WORK REQUIRED: Reproduce exactly the lines from the line containing "Decode this image" through the end of the records below, including both ends, and nothing else.
___ ENTRIES SUPPLIED ___
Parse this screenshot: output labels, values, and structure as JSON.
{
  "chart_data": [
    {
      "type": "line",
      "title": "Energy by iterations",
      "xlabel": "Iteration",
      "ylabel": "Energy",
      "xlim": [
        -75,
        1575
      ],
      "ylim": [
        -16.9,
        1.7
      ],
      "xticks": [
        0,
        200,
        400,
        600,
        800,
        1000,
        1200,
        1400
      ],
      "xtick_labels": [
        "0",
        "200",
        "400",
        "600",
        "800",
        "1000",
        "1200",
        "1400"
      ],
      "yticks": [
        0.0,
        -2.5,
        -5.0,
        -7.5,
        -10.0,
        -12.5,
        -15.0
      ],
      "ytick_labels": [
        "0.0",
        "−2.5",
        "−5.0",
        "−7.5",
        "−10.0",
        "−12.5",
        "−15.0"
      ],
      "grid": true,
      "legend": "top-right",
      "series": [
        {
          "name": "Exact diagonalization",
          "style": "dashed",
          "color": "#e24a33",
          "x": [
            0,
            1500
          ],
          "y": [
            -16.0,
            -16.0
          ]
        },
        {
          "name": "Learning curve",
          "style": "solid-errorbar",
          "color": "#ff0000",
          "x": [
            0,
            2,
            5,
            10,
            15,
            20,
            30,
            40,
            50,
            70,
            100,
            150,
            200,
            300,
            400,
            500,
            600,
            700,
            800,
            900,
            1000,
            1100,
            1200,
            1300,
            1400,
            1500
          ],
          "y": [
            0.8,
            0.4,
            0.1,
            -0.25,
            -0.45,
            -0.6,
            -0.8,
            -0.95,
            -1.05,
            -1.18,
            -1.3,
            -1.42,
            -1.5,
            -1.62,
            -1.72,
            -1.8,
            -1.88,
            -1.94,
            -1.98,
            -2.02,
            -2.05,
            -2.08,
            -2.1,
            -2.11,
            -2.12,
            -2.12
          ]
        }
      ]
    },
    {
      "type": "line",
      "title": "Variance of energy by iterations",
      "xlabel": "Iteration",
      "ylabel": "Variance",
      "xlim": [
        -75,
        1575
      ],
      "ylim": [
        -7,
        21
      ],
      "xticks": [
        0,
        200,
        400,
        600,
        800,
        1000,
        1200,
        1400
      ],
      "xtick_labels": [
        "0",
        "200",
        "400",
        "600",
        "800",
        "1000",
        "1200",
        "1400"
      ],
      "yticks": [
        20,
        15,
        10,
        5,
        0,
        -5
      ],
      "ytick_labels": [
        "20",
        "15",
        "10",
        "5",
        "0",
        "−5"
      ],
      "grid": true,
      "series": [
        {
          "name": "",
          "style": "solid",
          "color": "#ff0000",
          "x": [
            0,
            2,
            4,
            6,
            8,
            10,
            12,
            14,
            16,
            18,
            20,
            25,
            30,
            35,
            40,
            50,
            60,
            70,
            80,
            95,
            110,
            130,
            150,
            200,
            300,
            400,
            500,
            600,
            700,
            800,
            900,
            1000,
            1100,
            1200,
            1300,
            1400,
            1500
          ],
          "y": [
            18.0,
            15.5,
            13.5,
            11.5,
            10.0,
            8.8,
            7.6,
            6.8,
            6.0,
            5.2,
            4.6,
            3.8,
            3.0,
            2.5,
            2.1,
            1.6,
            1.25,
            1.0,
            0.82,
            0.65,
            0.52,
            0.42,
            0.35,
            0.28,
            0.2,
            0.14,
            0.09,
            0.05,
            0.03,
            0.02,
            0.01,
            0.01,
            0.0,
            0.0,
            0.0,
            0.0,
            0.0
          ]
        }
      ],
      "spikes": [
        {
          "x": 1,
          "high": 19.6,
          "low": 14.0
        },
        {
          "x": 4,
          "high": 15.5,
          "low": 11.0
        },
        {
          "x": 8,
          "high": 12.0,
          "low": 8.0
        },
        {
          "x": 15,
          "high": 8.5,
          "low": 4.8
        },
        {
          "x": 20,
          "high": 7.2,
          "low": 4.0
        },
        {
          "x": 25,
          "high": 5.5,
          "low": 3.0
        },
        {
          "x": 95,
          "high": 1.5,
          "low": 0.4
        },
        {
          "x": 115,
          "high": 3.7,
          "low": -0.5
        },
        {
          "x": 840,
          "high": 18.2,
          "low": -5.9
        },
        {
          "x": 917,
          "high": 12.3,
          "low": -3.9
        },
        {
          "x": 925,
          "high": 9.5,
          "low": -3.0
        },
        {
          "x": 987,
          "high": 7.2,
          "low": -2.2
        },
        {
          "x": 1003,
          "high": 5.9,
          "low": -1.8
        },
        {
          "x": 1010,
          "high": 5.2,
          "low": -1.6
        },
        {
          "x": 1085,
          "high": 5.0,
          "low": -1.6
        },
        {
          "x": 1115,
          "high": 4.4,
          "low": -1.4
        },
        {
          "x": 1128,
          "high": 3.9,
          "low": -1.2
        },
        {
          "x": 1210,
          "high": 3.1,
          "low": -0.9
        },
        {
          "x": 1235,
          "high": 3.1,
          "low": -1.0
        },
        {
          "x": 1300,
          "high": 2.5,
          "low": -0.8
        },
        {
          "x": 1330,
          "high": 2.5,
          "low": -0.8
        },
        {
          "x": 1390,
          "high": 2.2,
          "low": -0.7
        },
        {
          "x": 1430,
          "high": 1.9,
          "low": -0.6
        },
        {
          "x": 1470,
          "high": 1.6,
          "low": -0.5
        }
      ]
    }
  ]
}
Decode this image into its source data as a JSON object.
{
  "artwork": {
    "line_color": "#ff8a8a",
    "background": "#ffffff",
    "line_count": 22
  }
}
___
TASK SOLUTION:
Decode this image into its source data as a JSON object.
{
  "artwork": {
    "line_color": "#ff8a8a",
    "background": "#ffffff",
    "line_count": 22
  }
}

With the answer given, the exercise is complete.